*Data entries for graphics*:
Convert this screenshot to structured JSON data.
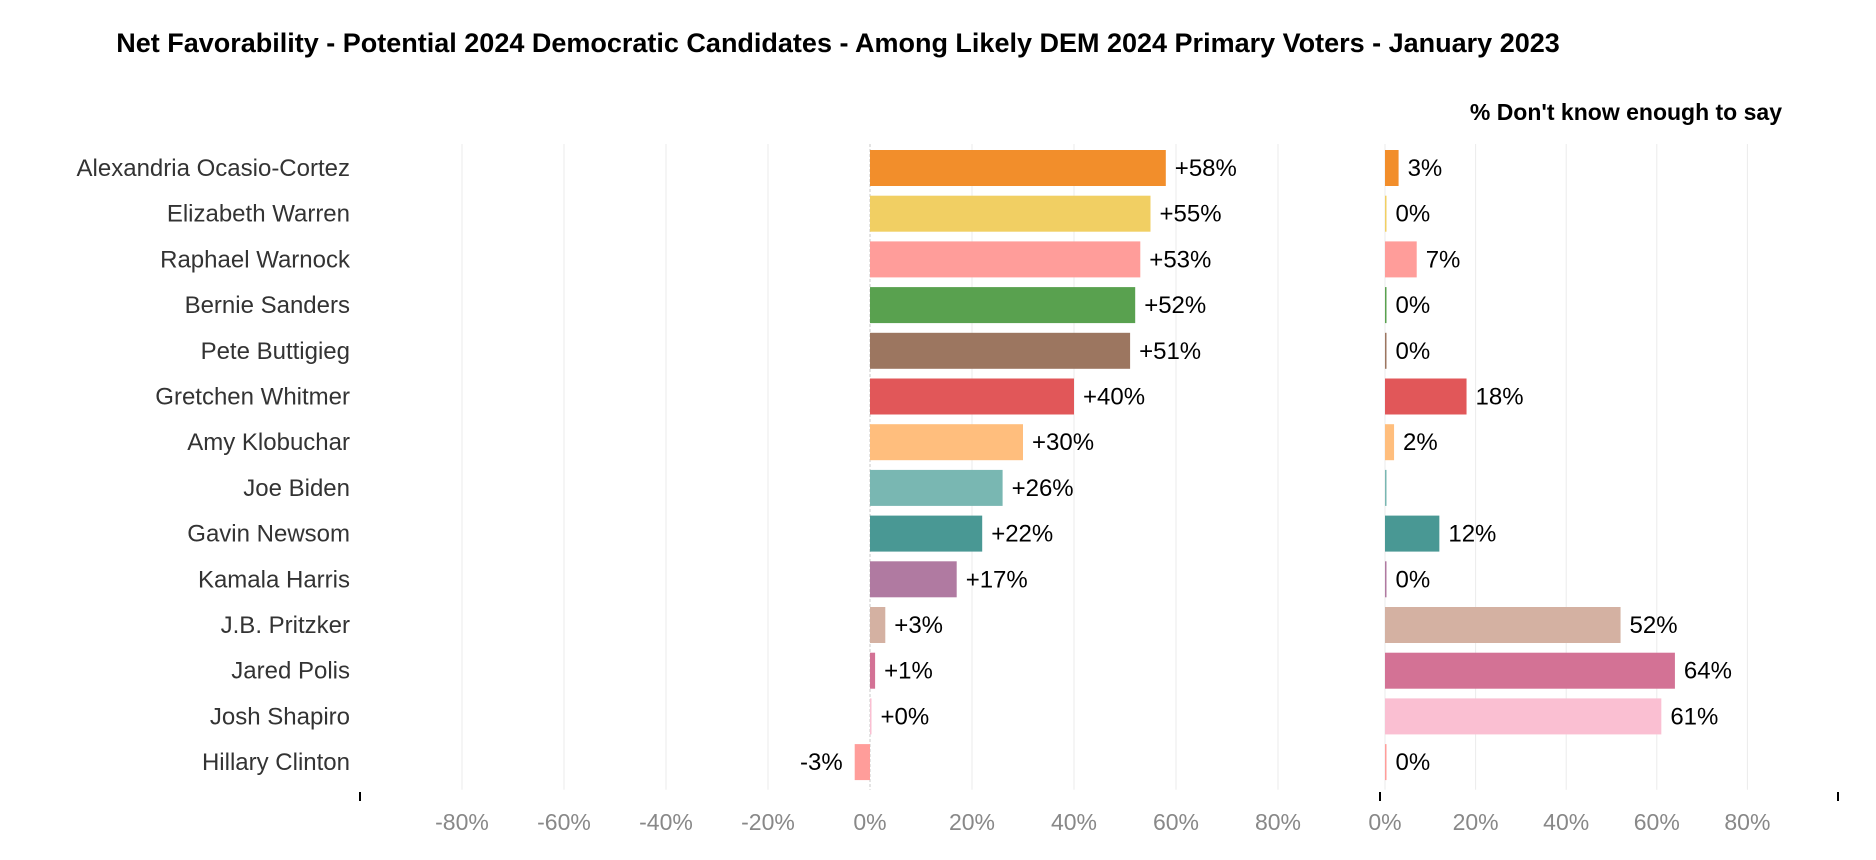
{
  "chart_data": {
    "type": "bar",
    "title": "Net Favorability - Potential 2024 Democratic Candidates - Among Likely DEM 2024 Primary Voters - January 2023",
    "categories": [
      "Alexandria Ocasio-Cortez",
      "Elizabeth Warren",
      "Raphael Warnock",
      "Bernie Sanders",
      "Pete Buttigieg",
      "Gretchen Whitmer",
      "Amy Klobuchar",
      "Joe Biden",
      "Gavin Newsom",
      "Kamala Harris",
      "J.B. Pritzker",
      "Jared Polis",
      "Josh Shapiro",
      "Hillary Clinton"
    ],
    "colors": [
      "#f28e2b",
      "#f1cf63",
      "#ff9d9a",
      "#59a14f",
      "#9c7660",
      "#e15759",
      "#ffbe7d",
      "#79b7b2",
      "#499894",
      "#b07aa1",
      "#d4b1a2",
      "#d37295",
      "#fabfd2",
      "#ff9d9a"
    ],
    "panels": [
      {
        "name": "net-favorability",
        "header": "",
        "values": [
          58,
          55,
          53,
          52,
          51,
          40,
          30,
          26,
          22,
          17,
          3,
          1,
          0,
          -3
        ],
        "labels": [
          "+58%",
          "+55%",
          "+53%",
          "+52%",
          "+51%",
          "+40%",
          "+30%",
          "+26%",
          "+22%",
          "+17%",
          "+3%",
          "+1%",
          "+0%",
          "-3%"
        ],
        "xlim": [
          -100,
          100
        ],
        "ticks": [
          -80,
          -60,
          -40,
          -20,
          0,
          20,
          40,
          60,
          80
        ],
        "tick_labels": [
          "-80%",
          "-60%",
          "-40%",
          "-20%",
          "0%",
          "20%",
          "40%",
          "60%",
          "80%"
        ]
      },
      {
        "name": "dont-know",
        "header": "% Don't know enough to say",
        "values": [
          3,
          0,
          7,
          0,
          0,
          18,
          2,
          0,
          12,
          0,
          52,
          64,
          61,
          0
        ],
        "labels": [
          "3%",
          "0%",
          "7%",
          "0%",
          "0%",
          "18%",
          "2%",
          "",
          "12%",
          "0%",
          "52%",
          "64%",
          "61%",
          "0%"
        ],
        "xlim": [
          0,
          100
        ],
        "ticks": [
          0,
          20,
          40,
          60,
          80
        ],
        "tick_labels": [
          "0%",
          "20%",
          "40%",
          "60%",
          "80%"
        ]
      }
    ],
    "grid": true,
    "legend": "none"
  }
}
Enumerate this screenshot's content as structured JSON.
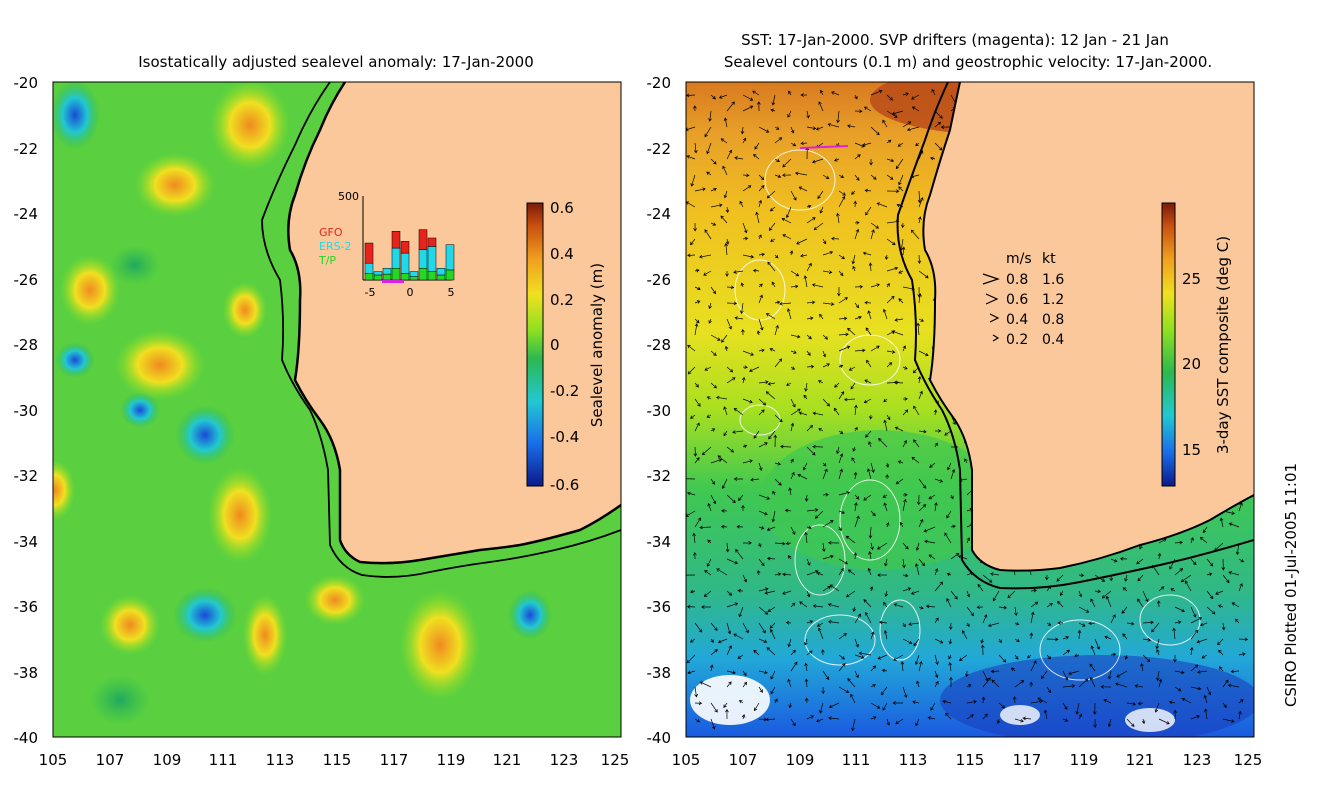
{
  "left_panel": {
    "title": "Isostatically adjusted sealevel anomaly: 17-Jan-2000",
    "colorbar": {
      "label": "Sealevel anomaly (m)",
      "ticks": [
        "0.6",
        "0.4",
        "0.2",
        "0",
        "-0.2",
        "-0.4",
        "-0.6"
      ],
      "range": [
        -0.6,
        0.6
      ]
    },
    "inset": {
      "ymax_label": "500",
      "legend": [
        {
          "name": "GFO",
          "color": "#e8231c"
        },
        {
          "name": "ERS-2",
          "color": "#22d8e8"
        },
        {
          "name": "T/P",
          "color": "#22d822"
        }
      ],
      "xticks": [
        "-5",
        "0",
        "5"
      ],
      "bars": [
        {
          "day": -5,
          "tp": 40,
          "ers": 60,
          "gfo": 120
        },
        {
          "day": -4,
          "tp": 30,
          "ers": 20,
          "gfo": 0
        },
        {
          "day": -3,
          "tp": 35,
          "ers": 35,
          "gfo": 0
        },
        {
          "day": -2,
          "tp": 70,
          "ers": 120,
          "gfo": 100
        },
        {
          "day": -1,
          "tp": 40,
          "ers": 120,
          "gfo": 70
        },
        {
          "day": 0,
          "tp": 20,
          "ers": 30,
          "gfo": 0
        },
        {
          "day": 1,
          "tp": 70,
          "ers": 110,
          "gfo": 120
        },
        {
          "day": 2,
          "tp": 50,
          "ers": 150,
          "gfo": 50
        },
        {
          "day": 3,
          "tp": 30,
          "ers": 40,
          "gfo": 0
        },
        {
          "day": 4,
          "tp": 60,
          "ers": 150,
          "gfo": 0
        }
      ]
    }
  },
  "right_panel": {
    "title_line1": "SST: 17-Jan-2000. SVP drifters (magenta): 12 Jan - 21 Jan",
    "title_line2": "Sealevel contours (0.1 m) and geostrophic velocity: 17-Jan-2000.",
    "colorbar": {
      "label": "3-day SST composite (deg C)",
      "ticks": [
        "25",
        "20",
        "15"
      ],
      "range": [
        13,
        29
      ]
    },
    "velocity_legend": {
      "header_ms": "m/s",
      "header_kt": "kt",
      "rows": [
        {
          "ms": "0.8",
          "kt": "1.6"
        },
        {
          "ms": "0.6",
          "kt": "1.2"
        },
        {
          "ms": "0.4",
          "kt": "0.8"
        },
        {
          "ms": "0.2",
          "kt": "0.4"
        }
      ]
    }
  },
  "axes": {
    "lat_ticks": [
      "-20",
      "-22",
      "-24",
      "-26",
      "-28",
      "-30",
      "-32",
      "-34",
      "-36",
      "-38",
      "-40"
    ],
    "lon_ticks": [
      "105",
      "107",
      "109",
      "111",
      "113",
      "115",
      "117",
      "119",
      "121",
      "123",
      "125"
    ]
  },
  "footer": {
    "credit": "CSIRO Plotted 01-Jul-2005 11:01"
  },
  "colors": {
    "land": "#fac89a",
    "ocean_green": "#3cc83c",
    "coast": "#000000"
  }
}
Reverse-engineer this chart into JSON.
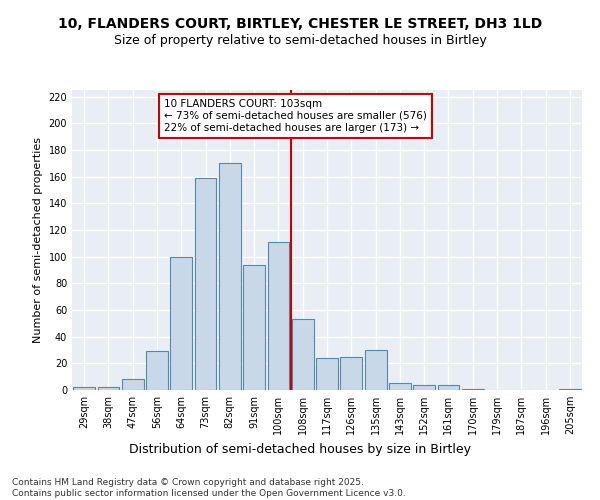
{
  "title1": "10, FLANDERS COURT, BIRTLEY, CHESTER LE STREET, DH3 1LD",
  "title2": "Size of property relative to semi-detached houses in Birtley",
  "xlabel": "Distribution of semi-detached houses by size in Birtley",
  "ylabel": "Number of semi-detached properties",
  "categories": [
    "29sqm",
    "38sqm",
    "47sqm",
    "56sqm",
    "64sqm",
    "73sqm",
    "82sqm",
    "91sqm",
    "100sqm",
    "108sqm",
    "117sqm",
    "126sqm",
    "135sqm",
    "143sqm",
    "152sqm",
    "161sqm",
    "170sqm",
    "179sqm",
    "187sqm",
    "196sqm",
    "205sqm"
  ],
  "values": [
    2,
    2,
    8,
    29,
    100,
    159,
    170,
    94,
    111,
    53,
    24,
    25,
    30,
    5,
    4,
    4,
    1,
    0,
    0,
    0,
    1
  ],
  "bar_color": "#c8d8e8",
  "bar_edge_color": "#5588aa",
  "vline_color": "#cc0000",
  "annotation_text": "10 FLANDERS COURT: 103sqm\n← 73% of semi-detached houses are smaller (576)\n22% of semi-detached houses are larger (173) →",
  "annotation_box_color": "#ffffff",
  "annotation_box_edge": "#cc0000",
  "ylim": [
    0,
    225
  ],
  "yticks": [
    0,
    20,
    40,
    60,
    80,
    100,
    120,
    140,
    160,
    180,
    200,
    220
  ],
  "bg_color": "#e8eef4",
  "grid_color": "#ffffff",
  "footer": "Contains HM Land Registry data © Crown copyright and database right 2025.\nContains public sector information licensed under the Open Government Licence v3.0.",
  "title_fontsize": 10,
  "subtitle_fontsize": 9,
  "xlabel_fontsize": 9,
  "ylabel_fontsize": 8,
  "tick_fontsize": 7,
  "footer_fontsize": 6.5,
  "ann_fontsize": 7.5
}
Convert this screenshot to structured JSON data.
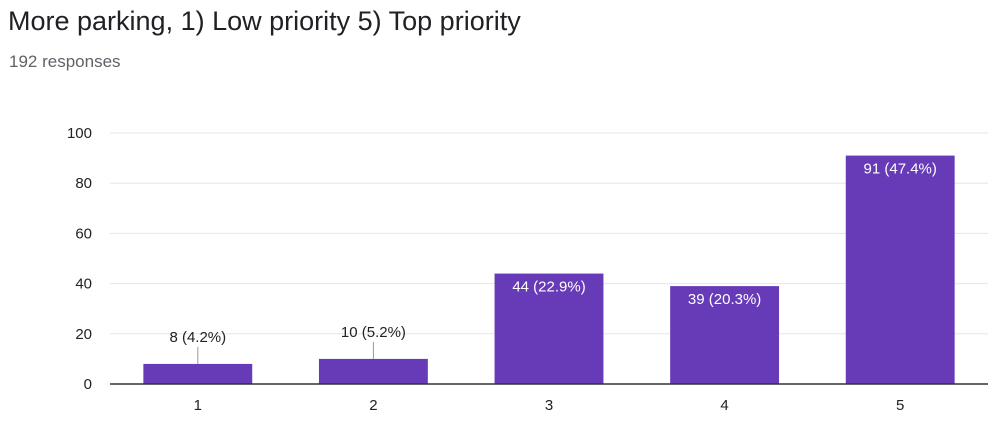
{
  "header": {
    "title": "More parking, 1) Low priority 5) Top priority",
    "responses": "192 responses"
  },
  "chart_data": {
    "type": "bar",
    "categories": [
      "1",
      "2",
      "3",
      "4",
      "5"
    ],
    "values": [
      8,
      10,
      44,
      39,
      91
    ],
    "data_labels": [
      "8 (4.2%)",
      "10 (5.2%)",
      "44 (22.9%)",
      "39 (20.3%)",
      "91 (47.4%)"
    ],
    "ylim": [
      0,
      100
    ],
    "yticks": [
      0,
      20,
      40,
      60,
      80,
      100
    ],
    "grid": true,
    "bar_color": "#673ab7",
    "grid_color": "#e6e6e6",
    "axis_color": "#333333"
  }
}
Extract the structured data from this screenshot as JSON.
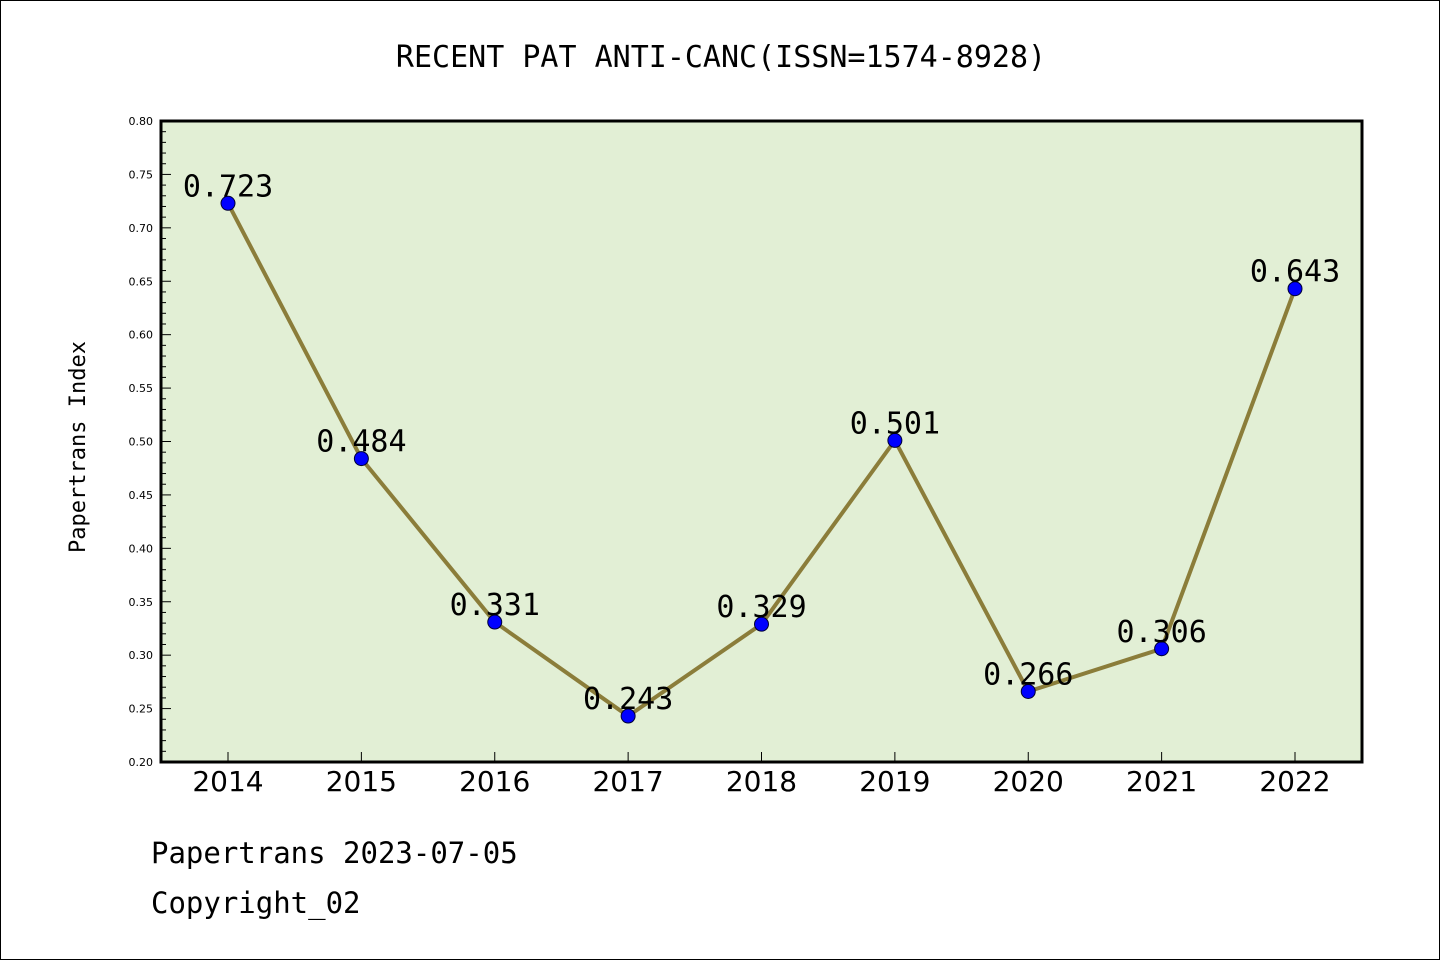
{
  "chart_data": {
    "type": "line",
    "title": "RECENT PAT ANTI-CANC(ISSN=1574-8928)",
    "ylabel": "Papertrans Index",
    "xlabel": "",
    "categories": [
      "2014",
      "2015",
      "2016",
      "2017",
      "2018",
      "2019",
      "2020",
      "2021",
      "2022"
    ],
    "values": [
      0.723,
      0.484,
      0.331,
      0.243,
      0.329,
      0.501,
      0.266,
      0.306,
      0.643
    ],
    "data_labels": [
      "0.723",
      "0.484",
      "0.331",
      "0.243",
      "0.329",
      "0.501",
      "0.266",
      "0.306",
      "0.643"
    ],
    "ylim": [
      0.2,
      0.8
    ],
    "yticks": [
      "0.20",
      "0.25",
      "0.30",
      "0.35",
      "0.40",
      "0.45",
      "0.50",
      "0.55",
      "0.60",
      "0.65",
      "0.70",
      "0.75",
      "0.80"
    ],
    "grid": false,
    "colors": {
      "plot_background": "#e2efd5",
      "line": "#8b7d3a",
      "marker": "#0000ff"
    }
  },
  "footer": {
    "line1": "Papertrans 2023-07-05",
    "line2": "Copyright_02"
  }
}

*What this task involves*: Quote exactly, and only, the lines from the line containing "Extract the structured" through the final line of the records above, both included, omitting any pictures.

*Output for this task*:
Extract the structured data from this screenshot as JSON.
{
  "chart_data": {
    "type": "line",
    "title": "RECENT PAT ANTI-CANC(ISSN=1574-8928)",
    "ylabel": "Papertrans Index",
    "xlabel": "",
    "categories": [
      "2014",
      "2015",
      "2016",
      "2017",
      "2018",
      "2019",
      "2020",
      "2021",
      "2022"
    ],
    "values": [
      0.723,
      0.484,
      0.331,
      0.243,
      0.329,
      0.501,
      0.266,
      0.306,
      0.643
    ],
    "data_labels": [
      "0.723",
      "0.484",
      "0.331",
      "0.243",
      "0.329",
      "0.501",
      "0.266",
      "0.306",
      "0.643"
    ],
    "ylim": [
      0.2,
      0.8
    ],
    "yticks": [
      "0.20",
      "0.25",
      "0.30",
      "0.35",
      "0.40",
      "0.45",
      "0.50",
      "0.55",
      "0.60",
      "0.65",
      "0.70",
      "0.75",
      "0.80"
    ],
    "grid": false,
    "colors": {
      "plot_background": "#e2efd5",
      "line": "#8b7d3a",
      "marker": "#0000ff"
    }
  },
  "footer": {
    "line1": "Papertrans 2023-07-05",
    "line2": "Copyright_02"
  }
}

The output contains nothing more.